## EXERCISE AIM
Of all the lines in the material, how many contain the word "from"? State the number alone.

## STORED ROWS
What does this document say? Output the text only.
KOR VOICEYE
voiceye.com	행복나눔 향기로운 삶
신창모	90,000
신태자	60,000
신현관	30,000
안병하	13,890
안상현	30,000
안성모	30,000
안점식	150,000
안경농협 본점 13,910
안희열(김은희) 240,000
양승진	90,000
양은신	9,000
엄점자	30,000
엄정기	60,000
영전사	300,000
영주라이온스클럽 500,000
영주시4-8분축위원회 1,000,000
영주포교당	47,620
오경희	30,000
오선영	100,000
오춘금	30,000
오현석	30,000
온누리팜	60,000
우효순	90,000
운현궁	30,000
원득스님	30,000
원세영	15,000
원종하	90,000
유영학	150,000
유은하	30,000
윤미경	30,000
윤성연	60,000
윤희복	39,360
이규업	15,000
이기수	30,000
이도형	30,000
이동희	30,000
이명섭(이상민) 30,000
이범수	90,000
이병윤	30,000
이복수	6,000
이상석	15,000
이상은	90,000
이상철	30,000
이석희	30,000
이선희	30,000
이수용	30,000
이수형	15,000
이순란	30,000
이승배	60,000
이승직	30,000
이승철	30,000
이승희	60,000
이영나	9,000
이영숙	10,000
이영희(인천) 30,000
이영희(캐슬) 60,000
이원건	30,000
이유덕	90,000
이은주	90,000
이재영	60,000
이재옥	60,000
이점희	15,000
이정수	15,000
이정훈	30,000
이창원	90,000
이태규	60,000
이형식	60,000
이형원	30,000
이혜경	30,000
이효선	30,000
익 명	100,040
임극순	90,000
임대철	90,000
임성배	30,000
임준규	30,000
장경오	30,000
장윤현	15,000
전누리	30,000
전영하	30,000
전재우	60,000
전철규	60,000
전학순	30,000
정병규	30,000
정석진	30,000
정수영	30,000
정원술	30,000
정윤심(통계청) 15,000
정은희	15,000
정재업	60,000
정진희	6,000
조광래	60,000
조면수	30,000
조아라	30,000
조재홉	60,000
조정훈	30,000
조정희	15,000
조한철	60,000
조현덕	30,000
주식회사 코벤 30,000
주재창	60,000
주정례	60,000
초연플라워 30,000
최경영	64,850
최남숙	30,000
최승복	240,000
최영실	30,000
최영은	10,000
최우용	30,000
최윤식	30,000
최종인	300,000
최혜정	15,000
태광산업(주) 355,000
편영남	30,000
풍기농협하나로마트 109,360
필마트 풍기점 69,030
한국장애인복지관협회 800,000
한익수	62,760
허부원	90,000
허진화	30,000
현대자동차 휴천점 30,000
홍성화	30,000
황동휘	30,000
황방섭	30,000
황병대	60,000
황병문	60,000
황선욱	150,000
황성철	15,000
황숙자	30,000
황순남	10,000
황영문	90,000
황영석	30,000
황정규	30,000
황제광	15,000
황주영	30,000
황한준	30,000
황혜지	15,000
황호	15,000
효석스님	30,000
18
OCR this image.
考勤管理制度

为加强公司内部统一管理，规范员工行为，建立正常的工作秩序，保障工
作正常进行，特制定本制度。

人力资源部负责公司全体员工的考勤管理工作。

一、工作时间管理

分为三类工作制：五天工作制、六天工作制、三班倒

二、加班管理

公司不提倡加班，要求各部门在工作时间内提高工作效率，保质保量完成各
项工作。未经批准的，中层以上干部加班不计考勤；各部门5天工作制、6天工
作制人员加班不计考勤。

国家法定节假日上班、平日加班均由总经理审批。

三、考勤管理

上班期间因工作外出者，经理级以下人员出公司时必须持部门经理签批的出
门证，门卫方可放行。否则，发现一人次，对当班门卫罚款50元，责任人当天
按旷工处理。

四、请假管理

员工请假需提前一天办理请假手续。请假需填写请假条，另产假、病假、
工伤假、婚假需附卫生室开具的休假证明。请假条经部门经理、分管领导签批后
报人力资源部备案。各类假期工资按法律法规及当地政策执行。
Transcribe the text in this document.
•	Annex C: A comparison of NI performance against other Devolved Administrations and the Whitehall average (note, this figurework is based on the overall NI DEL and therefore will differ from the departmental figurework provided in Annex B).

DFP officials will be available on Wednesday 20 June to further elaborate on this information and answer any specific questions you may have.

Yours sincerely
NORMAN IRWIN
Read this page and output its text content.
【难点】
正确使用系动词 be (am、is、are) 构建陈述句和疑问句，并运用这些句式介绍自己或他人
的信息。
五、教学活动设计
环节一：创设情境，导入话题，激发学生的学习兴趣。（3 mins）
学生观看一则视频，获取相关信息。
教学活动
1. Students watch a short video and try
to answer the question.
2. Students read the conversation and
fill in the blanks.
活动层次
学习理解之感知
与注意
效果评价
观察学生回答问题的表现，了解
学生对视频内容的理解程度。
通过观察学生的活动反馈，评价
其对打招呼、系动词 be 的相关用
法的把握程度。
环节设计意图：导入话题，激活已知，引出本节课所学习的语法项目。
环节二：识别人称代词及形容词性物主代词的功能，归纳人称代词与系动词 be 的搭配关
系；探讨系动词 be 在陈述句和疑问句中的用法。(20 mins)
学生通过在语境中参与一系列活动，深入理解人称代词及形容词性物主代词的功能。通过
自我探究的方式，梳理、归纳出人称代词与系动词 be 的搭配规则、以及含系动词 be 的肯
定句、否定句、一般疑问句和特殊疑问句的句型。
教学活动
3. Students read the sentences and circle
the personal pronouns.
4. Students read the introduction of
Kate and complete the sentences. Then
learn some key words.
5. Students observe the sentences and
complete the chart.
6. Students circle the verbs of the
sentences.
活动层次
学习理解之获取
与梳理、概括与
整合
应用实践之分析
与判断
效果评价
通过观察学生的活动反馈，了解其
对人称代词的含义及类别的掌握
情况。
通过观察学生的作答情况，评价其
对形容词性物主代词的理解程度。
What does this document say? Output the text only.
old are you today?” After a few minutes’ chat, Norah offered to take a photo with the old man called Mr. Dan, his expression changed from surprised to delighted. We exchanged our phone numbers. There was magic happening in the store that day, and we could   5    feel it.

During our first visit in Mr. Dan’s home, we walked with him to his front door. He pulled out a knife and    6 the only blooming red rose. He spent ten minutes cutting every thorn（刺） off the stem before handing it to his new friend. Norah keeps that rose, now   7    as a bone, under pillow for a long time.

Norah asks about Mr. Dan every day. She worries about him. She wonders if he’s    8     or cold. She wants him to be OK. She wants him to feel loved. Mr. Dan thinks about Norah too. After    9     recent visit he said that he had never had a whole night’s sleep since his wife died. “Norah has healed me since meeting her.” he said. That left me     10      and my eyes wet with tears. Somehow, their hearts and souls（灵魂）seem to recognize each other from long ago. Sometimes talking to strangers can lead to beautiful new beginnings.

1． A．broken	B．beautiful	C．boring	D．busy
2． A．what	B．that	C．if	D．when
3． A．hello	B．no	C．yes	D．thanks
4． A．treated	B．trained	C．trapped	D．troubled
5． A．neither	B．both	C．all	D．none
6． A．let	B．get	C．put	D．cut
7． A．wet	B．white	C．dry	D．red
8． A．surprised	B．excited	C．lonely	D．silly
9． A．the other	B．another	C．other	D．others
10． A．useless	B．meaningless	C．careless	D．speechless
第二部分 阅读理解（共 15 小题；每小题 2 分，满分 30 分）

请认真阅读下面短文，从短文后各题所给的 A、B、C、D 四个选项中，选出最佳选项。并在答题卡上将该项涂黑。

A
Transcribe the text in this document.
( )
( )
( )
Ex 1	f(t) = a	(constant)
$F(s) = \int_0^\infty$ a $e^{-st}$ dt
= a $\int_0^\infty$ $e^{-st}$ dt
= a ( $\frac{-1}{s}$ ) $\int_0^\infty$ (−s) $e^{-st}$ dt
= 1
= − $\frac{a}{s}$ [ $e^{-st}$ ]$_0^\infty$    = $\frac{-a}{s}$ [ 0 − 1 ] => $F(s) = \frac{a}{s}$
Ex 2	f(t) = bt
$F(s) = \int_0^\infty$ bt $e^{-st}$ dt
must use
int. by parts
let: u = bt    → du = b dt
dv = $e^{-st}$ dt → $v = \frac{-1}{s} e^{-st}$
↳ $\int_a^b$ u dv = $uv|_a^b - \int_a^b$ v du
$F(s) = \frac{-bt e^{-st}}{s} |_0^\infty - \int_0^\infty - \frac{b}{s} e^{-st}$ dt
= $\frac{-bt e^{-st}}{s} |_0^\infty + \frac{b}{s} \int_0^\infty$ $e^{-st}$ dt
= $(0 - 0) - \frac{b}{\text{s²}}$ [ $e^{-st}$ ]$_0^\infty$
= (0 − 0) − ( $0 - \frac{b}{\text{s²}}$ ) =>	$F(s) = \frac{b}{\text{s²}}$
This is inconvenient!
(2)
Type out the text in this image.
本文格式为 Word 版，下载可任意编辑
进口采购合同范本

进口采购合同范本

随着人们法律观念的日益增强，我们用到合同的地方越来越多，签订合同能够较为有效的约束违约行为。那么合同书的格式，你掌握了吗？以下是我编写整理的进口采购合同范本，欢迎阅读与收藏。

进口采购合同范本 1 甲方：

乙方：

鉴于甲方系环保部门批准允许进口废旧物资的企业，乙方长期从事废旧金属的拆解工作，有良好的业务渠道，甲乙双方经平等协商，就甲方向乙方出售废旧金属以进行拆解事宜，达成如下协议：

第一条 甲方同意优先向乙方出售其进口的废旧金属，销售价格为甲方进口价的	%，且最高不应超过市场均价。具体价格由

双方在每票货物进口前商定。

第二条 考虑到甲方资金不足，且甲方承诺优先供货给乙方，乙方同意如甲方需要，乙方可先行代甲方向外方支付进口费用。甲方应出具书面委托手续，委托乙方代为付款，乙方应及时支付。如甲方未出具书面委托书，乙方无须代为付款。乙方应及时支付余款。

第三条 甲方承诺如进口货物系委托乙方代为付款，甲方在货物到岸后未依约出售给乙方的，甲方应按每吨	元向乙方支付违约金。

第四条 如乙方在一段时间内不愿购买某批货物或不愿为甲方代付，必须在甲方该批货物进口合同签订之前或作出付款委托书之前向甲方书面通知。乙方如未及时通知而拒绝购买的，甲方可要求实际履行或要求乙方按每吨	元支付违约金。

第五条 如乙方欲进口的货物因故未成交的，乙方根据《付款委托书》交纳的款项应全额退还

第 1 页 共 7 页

## OUTPUT FOR THIS TASK
3